* Activity 1
Translate this sentence from the restorative justice extract into Spanish: "The youth ended up working at Bosh’s moving company for two months to pay off the damage he did to the truck, rather than going to jail."
* Activity 2
In the restorative justice extract, begin at the words "It was at this" and stop after "as restorative justice.". Write out that passage again, substituting "community mediation" for each "restorative justice".
* Activity 3
Extend the article on restorative justice with a few more paragraphs, picking up after its last sentence.

But when he saw that the criminal was a black youth, he had
a change of heart. Bosh went to the judge and requested that
the youth be released to his custody.
“Rather
than see this kid behind bars,” said Bosh, “I asked that he
come and work for me at my moving company. I realized that
everyone needs a second chance, and jail wouldn’t have taught
him anything.”
It was at this point that the judge introduced Bosh to a program
called restorative justice. “I had never heard of this before,”
Bosh said, “but it was through this that I sat down with the
youth and the people from restorative justice to work out
an alternative punishment for his crime.”
The youth ended up working at Bosh’s moving company for two
months to pay off the damage he did to the truck, rather than
going to jail.
The concept of victim and offender sitting down face-to-face
and working out an alternative sentence to repair the damage
done by the crime is known as restorative justice.
For the last two years, a number of community groups have
been working with the Albany County District Attorney’s office
to get a federally funded restorative justice program off
the ground. But many fear that the district attorney’s office
is planning to abolish the progressive program before it has
a chance to work in the inner city.
“This
can be a very threatening concept [to the judicial establishment],
because you are empowering the community to handle crime,”
said Isla Roona, coordinator of Social Capital Development
Corporation. “It redefines everyone’s role and completely
changes the power structure.”

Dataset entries
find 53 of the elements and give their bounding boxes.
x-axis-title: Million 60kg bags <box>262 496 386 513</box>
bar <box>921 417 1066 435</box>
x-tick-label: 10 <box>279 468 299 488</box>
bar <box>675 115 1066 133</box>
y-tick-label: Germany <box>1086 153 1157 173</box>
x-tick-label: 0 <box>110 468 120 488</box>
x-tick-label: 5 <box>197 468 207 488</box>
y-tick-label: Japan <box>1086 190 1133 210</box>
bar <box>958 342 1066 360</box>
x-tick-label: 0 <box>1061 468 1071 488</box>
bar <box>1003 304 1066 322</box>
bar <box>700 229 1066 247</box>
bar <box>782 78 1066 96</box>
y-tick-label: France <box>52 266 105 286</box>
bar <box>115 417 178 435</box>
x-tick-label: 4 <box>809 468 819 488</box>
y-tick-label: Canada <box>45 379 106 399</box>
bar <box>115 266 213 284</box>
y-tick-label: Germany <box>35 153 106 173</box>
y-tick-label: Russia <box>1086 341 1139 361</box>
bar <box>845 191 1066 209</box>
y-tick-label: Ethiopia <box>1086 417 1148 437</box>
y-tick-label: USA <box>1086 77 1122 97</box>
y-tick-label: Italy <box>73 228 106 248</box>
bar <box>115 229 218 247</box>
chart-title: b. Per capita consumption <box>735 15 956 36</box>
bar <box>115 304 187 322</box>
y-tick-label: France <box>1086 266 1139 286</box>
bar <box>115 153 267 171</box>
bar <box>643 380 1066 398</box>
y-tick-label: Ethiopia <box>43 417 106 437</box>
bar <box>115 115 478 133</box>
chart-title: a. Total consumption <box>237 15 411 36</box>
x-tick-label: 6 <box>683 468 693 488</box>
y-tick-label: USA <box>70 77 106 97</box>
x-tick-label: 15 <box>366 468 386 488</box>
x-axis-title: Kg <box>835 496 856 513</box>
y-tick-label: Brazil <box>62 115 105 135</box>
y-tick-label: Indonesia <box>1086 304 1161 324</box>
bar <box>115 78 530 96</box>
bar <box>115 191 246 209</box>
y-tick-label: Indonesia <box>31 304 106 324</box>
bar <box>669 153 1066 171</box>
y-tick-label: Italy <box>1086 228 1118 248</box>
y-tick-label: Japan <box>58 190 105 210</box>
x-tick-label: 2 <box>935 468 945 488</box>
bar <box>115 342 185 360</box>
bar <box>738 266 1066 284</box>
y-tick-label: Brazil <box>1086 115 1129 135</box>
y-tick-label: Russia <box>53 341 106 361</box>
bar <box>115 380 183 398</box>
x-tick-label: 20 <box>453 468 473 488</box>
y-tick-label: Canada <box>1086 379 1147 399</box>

* Result 1
El joven terminó trabajando en la empresa de mudanzas de Bosh durante dos meses para pagar los daños que le causó al camión, en lugar de ir a la cárcel.

* Result 2
It was at this point that the judge introduced Bosh to a program
called community mediation. “I had never heard of this before,”
Bosh said, “but it was through this that I sat down with the
youth and the people from community mediation to work out
an alternative punishment for his crime.”
The youth ended up working at Bosh’s moving company for two
months to pay off the damage he did to the truck, rather than
going to jail.
The concept of victim and offender sitting down face-to-face
and working out an alternative sentence to repair the damage
done by the crime is known as community mediation.

* Result 3
Community activists Dennis Mosely and John Cutro first introduced
restorative justice in Albany 10 years ago, with an informal
program not connected with the judicial system. But just two
years ago, Roona wrote up a grant proposal with the district
attorney’s office to get federal money to start a Community
Prosecution Initiative. Through this grant, which the county
received in May 2001, funding was provided for restorative
justice. Referrals to restorative justice come from prosecutors’
and public defenders’ offices, and court personnel.
The program gives equal attention to the victim and the community
affected by the crime instead of focusing only on punishing
a criminal. The offender, the victim and the community all
have some say in the outcome.
Roona said that the district attorney’s office is now rewriting
the grant to eliminate funding for community groups like hers
to take part in the program, and to minimize restorative justice’s
role in the court system.
“They
want to have total control over how the program works,” said
Roona. “They want to decide who takes part in this and who
doesn’t. But without community involvement, you don’t have
restorative justice.”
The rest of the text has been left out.